§ **Extrahierter Text**:
= = = = = = =

Berufen, um Menschen aus der Tiefe ins Leben zu holen
Die richtigen Worte finden
Predigttext: Lukas 5,1-11 (Übersetzung nach Martin Luther, Revision 2017)
1 Es begab sich aber, als sich die Menge zu ihm drängte, zu hören das Wort Gottes, da stand er am See Genezareth. 2 Und er sah zwei Boote am Ufer liegen; die Fischer aber waren ausgestiegen und wuschen ihre Netze. 3 Da stieg er in eines der Boote, das Simon gehörte, und bat ihn, ein wenig vom Land wegzufahren. Und er setzte sich und lehrte die Menge vom Boot aus. 4 Und als er aufgehört hatte zu reden, sprach er zu Simon: Fahre hinaus, wo es tief ist, und werft eure Netze zum Fang aus! 5 Und Simon antwortete und sprach: Meister, wir haben die ganze Nacht gearbeitet und nichts gefangen; aber auf dein Wort hin will ich die Netze auswerfen. 6 Und als sie das taten, fingen sie eine große Menge Fische und ihre Netze begannen zu reißen. 7 Und sie winkten ihren Gefährten, die im andern Boot waren, sie sollten kommen und ihnen ziehen helfen. Und sie kamen und füllten beide Boote voll, sodass sie fast sanken. 8 Da Simon Petrus das sah, fiel er Jesus zu Füßen und sprach: Herr, geh weg von mir! Ich bin ein sündiger Mensch. 9 Denn ein Schrecken hatte ihn erfasst und alle, die mit ihm waren, über diesen Fang, den sie miteinander getan hatten, 10 ebenso auch Jakobus und Johannes, die Söhne des Zebedäus, Simons Gefährten. Und Jesus sprach zu Simon: Fürchte dich nicht! Von nun an wirst du Menschen fangen. 11 Und sie brachten die Boote ans Land und verließen alles und folgten ihm nach.
Exegese
Immer wieder erzählen die Evangelien Geschichten, in denen Jesus schon zu Lebzeiten in der Vollmacht und Hoheit dessen auftritt, der als Sohn Gottes von den Toten auferstanden ist. Der Predigttext zählt dazu (im Johannesevangelium wird eine ähnliche Szene als Erscheinung des Auferstandenen bei den Jüngern erzählt). Dabei gehört es auch zu diesen Erzählungen, dass die Jünger zutiefst erschrecken, worauf sie von Jesus hören dürfen: „Fürchtet euch nicht.“
Die Verheißung weist auf den tragenden Grund eines neuen Lebens, bei dem der Tod, der wie ein Zwilling jener Macht ist, die im NT „die Sünde“ genannt wird, unser Leben äußerlich und innerlich tyrannisiert. Davon handelt auch der Predigttext, der dann zu einer ausdrücklichen Berufungsgeschichte wird. Simon und seine Gefährten werden zu „Menschenfischern“ berufen. Man beachte, dass im Lukas-Evangelium hier ein spezielles Wort steht, das griechische Verb „zoogrein“ (V. 10), in dem unüberhörbar anklingt, dass es eine Berufung ist, die auch den anderen Menschen zum Leben dient.

= = = = = = =

§ **Liste der Datensätze**:
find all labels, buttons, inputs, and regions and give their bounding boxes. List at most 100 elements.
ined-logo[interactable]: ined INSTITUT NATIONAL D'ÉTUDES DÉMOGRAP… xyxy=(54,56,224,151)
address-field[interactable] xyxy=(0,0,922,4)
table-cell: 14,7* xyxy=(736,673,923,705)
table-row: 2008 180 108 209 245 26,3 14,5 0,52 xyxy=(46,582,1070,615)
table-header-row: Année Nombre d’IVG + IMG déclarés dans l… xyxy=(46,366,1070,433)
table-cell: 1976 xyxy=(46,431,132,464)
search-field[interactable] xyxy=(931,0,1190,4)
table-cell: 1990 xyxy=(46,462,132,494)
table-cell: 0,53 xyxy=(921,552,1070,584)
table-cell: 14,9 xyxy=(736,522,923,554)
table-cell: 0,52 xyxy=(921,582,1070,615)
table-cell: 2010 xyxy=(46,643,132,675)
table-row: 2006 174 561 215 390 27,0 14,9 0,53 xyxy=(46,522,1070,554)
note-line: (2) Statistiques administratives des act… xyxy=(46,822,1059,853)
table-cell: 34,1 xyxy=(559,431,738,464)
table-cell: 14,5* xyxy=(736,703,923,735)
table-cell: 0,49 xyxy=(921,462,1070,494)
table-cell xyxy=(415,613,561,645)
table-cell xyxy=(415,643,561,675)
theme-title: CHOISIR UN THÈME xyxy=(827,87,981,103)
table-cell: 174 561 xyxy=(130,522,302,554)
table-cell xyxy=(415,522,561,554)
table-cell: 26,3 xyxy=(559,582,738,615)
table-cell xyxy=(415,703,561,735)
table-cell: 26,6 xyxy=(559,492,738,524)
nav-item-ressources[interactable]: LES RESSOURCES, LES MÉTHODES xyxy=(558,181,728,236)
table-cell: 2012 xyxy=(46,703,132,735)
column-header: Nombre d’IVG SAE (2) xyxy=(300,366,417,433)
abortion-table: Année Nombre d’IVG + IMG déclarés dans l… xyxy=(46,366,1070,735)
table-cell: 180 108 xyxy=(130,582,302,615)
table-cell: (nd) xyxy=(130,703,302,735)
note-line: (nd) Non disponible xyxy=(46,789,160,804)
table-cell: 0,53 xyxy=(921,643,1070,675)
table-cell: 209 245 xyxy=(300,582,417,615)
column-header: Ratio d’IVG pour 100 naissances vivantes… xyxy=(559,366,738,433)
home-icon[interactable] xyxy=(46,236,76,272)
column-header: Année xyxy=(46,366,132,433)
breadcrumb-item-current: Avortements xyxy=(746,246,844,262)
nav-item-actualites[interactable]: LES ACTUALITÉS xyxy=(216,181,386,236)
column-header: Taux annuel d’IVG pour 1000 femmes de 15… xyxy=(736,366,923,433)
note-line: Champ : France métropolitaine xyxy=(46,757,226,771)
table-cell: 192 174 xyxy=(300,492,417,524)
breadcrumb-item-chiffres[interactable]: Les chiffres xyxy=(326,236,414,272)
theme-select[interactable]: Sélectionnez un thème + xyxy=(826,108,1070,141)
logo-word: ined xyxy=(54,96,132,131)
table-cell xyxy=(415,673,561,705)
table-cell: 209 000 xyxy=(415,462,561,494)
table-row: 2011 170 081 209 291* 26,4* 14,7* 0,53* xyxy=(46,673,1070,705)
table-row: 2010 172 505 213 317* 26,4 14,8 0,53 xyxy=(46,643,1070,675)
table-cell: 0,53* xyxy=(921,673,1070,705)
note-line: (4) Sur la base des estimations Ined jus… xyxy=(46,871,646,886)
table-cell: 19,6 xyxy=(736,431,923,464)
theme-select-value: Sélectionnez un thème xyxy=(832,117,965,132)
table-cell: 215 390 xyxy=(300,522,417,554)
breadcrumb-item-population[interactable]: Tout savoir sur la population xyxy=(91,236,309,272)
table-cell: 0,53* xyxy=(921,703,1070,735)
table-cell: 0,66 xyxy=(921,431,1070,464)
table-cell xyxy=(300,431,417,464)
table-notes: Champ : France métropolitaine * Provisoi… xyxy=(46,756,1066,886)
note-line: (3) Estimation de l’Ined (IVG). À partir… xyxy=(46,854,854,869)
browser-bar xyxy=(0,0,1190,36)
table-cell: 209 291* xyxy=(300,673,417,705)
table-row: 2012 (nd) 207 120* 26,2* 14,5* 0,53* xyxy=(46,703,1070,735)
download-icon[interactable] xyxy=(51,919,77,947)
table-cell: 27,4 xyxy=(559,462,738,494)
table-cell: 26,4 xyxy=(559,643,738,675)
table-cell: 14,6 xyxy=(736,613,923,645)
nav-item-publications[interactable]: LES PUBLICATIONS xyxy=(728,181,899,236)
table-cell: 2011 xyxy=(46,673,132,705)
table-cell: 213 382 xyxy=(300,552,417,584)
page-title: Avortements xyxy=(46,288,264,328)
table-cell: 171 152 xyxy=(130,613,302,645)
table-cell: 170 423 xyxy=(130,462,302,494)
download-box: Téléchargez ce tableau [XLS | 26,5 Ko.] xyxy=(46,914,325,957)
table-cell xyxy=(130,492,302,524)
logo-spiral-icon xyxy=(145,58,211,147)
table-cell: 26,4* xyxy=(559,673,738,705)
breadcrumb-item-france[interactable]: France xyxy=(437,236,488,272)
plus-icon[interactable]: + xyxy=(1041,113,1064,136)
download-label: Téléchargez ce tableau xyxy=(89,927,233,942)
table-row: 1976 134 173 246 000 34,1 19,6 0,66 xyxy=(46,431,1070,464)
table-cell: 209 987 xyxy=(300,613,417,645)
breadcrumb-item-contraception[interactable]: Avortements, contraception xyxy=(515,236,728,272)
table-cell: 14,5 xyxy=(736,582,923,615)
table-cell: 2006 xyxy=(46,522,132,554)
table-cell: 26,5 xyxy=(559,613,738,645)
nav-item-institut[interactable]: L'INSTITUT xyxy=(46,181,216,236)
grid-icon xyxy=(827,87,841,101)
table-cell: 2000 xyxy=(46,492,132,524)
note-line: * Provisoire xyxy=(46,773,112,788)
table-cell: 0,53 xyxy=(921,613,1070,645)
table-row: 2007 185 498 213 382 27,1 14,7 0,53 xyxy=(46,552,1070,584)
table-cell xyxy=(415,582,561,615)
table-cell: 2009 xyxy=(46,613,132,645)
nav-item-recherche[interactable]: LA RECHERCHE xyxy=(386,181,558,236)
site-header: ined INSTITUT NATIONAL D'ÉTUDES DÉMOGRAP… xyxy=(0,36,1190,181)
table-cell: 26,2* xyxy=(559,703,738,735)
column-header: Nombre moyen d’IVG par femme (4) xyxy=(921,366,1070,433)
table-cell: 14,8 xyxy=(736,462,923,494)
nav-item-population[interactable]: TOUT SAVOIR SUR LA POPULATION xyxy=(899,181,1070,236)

= = = = = = =

§ **Ziel**: Fassen Sie bitte im Text zur Predigt über Lukas 5,1-11 den Absatz, der mit „Immer wieder erzählen die Evangelien“ beginnt, kürzer zusammen und behalten Sie dabei seine wesentlichen Aussagen bei. Die Datensätze werden hier nicht gebraucht.

§ **Schriftliche Lösung**: Die Evangelien erzählen oft, dass Jesus schon zu Lebzeiten mit der Vollmacht und Hoheit des auferstandenen Gottessohnes auftritt. Auch der Predigttext gehört dazu. Das Johannesevangelium erzählt eine ähnliche Szene als Erscheinung des Auferstandenen bei den Jüngern. Zu solchen Erzählungen gehört außerdem, dass die Jünger tief erschrecken und Jesus ihnen sagt: „Fürchtet euch nicht.“